## AUFGABEN:
• 1. Wie verläuft laut dem Wettertext die Achse des breiten Langwellentrogs?
• 2. Kopiere aus dem Wettertext unverändert den Abschnitt, der mit den Worten um „Der Start in“ einsetzt und mit „über dem Atlantik.“ schließt.

## ANGEZEIGTER TEXT:
+++

Der Start in die Mittelfristübersicht - der wohlgemerkt letzten sommerzeitlich
verfassten in diesem Jahr - erfolgt durchaus turbulent. Die Wetterlage ist dabei
über den gesamten Mittelfristbereich stark zyklonal geprägt. Entsprechend
dominant zeigt sich dabei auch die Westwinddrift mit deutlich ausgeprägtem Jet
über dem Atlantik.

Der Dienstag wird sogleich von einem nächtlichen Kaltfrontdurchgang geprägt.
Hauptverantwortlich ist dabei ein recht breiter Langwellentrog mit Achse von den
Britischen Inseln nach Nordafrika. Das dazu korrespondierende Bodentief liegt
mit steuerndem Zentrum ebenfalls über den Britischen Inseln. Dabei ist eine
vorlaufende bodennahe Tiefdruckrinne ausgebildet, die von der Vorderseite des
Höhentroges überlagert wird und sich somit zunächst weiter intensiviert. Darin
eingelagert sind die Zentren mehrerer kleiner Randtiefs. Dieses System soll
dabei bis zum Vormittag von Oberitalien Richtung Polen und Ostsee ziehen. Dabei
überquert uns das dazugehörige Frontensystem und führt zu einem
Luftmassenwechsel von vormals milden Luftmassen hin zu maritimer Subpolarluft
aus Richtung Atlantik (T850 um +3°C). Dieser Frontdurchgang kennzeichnet
zunächst das Ende länger anhaltender Niederschläge im Zuge eines schleifenden
Frontbereichs über Deutschland, dessen Ursprünge noch im Bereich der
Kurzfristvorhersage zu finden sind. Die eingeflossene Luftmasse ist dabei latent
labil geschichtet, was im Nachgang noch zum Auftreten einzelner Schauer führt.

+++

Gesammelte Dateneinträge:
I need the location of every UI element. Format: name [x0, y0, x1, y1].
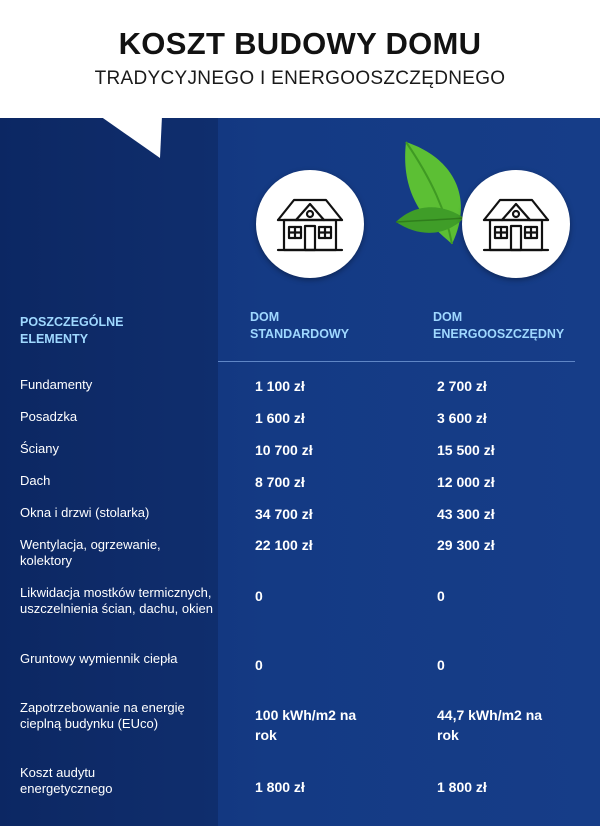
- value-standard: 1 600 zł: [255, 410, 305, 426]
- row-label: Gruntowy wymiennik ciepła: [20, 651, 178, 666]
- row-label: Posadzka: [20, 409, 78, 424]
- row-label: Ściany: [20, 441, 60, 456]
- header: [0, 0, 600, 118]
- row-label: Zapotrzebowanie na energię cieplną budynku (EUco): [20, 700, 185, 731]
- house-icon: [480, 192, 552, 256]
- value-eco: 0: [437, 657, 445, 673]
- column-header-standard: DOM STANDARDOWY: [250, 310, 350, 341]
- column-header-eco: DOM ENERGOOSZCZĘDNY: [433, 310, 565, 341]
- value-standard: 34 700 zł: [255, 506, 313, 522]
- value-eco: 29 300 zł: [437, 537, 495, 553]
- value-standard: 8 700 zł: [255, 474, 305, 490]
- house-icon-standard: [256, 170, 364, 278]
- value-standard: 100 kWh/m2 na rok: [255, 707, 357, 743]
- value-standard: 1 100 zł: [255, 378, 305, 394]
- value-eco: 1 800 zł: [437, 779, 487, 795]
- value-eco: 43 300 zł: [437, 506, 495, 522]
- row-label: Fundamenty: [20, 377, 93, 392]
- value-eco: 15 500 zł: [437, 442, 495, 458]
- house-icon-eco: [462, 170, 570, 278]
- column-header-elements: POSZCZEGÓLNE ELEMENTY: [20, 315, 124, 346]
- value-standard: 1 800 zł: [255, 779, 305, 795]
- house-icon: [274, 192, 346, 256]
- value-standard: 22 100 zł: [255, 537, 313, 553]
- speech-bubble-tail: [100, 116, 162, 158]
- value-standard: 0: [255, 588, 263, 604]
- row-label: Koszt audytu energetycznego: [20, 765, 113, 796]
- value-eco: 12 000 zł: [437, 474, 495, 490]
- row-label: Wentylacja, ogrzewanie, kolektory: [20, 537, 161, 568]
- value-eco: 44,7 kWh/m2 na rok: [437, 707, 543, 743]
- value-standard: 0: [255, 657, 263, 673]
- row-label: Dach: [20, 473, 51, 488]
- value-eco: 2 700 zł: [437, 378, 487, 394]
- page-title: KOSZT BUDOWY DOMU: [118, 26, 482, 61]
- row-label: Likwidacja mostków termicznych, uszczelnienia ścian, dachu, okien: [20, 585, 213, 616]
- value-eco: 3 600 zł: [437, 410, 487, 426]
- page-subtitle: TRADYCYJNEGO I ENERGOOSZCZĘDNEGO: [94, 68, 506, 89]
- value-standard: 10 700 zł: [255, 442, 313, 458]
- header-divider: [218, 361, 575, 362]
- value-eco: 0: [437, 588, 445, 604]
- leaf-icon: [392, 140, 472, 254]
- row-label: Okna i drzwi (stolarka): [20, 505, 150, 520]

+++

## LÖSUNGEN ZU AUFGABEN:
• 1. Von den Britischen Inseln nach Nordafrika.

• 2.
Der Start in die Mittelfristübersicht - der wohlgemerkt letzten sommerzeitlich
verfassten in diesem Jahr - erfolgt durchaus turbulent. Die Wetterlage ist dabei
über den gesamten Mittelfristbereich stark zyklonal geprägt. Entsprechend
dominant zeigt sich dabei auch die Westwinddrift mit deutlich ausgeprägtem Jet
über dem Atlantik.